Short problem
Set out each line from the following listing that includes the word "What".

__________________________________________________

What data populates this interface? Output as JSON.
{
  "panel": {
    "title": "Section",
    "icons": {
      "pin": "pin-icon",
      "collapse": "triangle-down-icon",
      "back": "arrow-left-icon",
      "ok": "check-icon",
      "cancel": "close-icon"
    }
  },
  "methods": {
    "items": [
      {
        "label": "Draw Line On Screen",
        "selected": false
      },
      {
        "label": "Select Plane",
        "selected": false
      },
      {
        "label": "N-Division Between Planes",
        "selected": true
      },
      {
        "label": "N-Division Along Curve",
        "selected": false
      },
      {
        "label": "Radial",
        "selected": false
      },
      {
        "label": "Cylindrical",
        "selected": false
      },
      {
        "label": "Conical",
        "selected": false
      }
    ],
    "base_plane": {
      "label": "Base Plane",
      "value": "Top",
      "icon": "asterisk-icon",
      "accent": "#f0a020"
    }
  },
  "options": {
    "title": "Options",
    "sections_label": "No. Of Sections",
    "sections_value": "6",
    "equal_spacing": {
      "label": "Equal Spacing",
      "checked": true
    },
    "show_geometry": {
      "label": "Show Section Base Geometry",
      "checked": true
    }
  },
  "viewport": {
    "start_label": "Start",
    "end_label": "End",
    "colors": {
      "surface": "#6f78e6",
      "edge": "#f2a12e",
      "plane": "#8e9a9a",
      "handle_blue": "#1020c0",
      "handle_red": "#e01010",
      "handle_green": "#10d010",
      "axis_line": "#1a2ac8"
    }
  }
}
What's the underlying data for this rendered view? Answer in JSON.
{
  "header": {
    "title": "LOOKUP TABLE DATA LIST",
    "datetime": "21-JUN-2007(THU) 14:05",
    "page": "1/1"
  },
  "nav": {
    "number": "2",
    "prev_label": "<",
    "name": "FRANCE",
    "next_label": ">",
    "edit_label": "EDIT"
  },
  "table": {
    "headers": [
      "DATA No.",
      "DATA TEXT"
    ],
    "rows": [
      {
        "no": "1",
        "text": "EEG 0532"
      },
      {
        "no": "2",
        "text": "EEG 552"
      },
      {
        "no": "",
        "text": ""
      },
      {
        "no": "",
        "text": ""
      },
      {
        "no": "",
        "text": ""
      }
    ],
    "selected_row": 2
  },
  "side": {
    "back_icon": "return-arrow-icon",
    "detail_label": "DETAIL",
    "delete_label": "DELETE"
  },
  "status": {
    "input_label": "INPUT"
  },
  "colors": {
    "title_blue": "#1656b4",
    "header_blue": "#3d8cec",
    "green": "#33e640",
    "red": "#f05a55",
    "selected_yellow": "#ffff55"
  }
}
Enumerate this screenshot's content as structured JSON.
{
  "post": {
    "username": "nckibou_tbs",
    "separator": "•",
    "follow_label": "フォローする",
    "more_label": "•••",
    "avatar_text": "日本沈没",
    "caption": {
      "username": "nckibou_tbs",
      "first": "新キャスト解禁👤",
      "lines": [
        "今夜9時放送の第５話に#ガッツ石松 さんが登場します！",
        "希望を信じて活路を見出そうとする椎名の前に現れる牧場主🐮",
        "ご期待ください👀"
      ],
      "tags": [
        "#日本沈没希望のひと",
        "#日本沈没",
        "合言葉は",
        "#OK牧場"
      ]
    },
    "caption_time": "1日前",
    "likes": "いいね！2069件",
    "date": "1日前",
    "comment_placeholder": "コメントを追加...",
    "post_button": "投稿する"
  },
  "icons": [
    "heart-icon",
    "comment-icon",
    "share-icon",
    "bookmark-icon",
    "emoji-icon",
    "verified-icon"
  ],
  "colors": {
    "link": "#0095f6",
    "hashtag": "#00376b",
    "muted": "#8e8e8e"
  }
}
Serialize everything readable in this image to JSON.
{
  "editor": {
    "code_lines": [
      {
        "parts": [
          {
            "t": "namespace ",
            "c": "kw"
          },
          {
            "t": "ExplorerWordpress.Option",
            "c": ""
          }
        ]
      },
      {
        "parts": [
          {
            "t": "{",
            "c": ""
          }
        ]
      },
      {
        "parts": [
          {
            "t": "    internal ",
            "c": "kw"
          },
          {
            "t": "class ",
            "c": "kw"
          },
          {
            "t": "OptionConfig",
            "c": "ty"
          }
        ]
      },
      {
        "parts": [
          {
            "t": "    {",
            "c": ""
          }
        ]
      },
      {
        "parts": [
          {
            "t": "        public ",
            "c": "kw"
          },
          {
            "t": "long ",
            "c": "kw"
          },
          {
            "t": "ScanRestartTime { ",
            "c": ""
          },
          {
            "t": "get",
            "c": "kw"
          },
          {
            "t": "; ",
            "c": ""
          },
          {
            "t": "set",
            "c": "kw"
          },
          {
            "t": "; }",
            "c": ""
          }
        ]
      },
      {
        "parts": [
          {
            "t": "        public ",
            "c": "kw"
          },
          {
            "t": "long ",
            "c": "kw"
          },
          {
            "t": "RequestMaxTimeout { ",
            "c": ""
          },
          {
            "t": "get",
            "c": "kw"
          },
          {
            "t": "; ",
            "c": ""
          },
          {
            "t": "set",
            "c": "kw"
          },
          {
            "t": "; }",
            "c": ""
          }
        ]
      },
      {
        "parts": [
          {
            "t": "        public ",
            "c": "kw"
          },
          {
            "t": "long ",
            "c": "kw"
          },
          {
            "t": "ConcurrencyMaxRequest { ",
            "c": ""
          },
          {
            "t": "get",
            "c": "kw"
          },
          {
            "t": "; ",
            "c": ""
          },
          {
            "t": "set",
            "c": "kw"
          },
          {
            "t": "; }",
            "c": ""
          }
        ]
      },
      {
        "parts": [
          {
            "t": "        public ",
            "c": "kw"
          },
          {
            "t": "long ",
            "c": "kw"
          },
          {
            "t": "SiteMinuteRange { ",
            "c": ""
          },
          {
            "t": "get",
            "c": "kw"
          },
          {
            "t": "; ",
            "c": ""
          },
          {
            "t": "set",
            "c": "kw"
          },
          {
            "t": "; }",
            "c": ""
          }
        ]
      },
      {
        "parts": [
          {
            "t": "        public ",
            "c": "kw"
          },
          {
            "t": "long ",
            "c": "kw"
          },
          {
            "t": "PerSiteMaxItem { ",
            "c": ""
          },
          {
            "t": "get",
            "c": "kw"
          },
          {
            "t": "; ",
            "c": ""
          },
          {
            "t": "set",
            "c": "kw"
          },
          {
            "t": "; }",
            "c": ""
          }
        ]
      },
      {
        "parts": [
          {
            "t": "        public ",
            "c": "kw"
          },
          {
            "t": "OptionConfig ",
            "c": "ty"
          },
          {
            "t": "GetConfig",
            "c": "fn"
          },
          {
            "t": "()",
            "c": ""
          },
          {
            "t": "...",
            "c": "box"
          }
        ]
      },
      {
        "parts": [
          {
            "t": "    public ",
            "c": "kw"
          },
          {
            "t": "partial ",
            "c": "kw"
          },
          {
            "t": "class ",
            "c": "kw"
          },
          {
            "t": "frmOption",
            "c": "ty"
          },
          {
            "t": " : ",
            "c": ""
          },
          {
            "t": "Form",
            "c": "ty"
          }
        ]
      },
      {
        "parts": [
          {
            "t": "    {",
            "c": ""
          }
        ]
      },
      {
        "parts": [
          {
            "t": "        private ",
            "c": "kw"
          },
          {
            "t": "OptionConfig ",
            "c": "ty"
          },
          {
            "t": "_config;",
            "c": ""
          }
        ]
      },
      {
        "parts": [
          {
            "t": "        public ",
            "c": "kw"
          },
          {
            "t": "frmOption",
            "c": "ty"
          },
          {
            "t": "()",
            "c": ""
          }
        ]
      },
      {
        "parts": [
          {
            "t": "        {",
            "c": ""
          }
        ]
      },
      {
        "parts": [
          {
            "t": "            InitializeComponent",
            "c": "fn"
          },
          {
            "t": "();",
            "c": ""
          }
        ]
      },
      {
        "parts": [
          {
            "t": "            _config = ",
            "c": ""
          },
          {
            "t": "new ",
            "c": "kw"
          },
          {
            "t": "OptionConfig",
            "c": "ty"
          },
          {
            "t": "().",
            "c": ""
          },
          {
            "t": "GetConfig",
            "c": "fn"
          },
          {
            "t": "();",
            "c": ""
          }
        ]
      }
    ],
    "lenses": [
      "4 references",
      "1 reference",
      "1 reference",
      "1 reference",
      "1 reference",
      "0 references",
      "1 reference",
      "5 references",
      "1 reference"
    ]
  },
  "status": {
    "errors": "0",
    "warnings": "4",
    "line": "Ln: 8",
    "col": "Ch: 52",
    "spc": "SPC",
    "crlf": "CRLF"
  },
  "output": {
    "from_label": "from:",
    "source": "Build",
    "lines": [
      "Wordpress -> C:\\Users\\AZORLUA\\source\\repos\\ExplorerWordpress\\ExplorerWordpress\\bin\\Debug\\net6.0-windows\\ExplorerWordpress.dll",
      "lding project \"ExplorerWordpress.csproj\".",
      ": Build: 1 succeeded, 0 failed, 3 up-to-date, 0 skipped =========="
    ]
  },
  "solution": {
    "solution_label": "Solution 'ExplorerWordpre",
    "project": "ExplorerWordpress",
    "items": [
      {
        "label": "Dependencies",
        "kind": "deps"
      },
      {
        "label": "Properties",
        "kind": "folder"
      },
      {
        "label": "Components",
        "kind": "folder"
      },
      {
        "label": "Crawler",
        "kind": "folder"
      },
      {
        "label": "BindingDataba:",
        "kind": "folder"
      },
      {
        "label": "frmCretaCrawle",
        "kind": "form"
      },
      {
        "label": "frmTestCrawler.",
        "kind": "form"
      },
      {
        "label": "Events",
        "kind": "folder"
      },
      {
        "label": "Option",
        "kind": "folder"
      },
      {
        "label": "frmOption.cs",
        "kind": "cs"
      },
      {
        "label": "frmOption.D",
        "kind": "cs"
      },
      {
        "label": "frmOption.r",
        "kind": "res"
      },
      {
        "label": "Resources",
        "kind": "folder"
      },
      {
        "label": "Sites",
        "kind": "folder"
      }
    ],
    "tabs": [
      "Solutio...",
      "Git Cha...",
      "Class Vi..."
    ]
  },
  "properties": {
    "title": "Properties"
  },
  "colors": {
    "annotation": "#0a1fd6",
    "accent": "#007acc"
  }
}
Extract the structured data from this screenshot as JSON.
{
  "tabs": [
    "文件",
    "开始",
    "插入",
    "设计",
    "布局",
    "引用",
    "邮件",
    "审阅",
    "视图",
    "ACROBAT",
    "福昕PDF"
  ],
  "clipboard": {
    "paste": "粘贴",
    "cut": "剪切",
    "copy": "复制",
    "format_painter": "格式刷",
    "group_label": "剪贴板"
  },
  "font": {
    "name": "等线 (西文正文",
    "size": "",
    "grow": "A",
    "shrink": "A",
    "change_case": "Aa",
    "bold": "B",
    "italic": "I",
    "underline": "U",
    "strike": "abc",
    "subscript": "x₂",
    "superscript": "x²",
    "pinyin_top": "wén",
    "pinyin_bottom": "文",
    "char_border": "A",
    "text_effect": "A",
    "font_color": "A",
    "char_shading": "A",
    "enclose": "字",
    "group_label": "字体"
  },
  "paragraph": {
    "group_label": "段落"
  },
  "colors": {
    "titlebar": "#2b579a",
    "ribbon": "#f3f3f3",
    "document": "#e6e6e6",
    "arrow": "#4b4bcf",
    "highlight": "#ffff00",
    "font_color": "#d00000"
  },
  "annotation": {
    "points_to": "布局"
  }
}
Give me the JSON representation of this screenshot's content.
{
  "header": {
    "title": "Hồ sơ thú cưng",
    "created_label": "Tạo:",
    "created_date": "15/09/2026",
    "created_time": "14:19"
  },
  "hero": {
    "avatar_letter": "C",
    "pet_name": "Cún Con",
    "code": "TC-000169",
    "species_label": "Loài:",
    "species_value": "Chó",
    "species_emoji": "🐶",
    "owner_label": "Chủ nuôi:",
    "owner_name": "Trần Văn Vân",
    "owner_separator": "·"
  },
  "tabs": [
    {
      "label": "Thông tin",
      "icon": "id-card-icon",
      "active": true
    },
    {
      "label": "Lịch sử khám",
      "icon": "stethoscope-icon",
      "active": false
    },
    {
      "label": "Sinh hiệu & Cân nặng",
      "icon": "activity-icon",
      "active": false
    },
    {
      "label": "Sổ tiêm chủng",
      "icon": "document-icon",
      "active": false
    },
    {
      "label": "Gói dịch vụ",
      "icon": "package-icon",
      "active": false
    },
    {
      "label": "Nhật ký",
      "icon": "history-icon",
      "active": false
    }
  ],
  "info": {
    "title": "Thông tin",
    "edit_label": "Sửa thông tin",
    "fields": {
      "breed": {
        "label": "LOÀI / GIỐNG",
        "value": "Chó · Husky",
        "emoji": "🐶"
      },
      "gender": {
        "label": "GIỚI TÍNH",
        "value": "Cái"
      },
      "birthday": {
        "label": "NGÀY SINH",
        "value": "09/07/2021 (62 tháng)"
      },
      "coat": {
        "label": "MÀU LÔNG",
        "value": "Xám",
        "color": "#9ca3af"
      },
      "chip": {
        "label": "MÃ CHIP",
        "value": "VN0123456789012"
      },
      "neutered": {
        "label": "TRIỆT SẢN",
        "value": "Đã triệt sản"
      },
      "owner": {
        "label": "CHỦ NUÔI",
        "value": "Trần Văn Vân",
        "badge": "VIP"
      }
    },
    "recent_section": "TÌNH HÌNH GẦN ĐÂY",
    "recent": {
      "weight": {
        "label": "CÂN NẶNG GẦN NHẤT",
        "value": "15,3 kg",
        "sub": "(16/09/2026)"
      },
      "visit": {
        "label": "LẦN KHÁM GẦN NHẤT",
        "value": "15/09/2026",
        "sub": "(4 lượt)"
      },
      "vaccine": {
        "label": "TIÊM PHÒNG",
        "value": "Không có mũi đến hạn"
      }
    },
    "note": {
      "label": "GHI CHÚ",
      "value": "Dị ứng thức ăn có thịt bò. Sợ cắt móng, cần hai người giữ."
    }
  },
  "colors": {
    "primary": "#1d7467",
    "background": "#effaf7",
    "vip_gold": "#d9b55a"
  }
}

__________________________________________________

Task solution
What data populates this interface? Output as JSON.
What's the underlying data for this rendered view? Answer in JSON.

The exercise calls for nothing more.